Re: Restore state class not found exception in 1.8

Posted by Lasse Nedergaard <la...@gmail.com>.
Hi Gordon

We have found a solution but not why it happens on 1.8. 
For it to work we need to call
Env.registertype(Reportmessage.class)

Reportmessage extends ReportmessageBase and the state operator use ReportmessageBase. 
So we need to register all the class’s that extends a class used in state. Don’t know why this is needed in 1.8

Med venlig hilsen / Best regards
Lasse Nedergaard


> Den 28. maj 2019 kl. 10.06 skrev Tzu-Li (Gordon) Tai <tz...@apache.org>:
> 
> Hi Lasse,
> 
> Did you move the class to a different namespace / package or changed to be a nested class, across the Flink versions?
> That would be the only cause I could reason about at the moment.
> 
> If possible, could you also have a very minimal snippet / instructions on how I can maybe reproduce this?
> That might give me more insight.
> 
> Cheers,
> Gordon
> 
>> On Mon, May 27, 2019 at 7:52 PM Lasse Nedergaard <la...@gmail.com> wrote:
>> Hi.
>> 
>> When we restart some of our jobs from a savepoint we see the the exception below. It only happens for some of our jobs and we didn't see it in 1.7.2. The class Flink can't find differ from job to job and we are sure it's included in our Fat jar.
>> As a side note we are on our way to use Avro instead of POJO, but are not there yet.
>> If anyone have a clue what the root cause could be, and how to resolve it would be appreciated.
>> Thanks in advance
>> 
>> Lasse Nedergaard
>> 
>> java.lang.Exception: Exception while creating StreamOperatorStateContext.

» **YOUR INSTRUCTIONS**:
Please pick up the thread above about the Flink 1.8 state-restore exception from its last line and continue it.

» **DATA SEGMENT**:
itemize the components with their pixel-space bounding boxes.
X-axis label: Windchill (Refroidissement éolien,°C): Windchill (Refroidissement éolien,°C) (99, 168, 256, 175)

» **WRITTEN RESPONSE**:
>> 	at org.apache.flink.streaming.api.operators.StreamTaskStateInitializerImpl.streamOperatorStateContext(StreamTaskStateInitializerImpl.java:195)
>> 	at org.apache.flink.streaming.api.operators.AbstractStreamOperator.initializeState(AbstractStreamOperator.java:250)
>> 	at org.apache.flink.streaming.runtime.tasks.StreamTask.initializeState(StreamTask.java:738)
>> 	at org.apache.flink.streaming.runtime.tasks.StreamTask.invoke(StreamTask.java:289)
>> 	at org.apache.flink.runtime.taskmanager.Task.run(Task.java:711)
>> 	at java.lang.Thread.run(Thread.java:748)
>> Caused by: org.apache.flink.util.FlinkException: Could not restore operator state backend for StreamSink_609b5f7fc746f29234b038c121356a9b_(2/2) from any of the 1 provided restore options.
>> 	at org.apache.flink.streaming.api.operators.BackendRestorerProcedure.createAndRestore(BackendRestorerProcedure.java:135)
>> 	at org.apache.flink.streaming.api.operators.StreamTaskStateInitializerImpl.operatorStateBackend(StreamTaskStateInitializerImpl.java:255)
>> 	at org.apache.flink.streaming.api.operators.StreamTaskStateInitializerImpl.streamOperatorStateContext(StreamTaskStateInitializerImpl.java:143)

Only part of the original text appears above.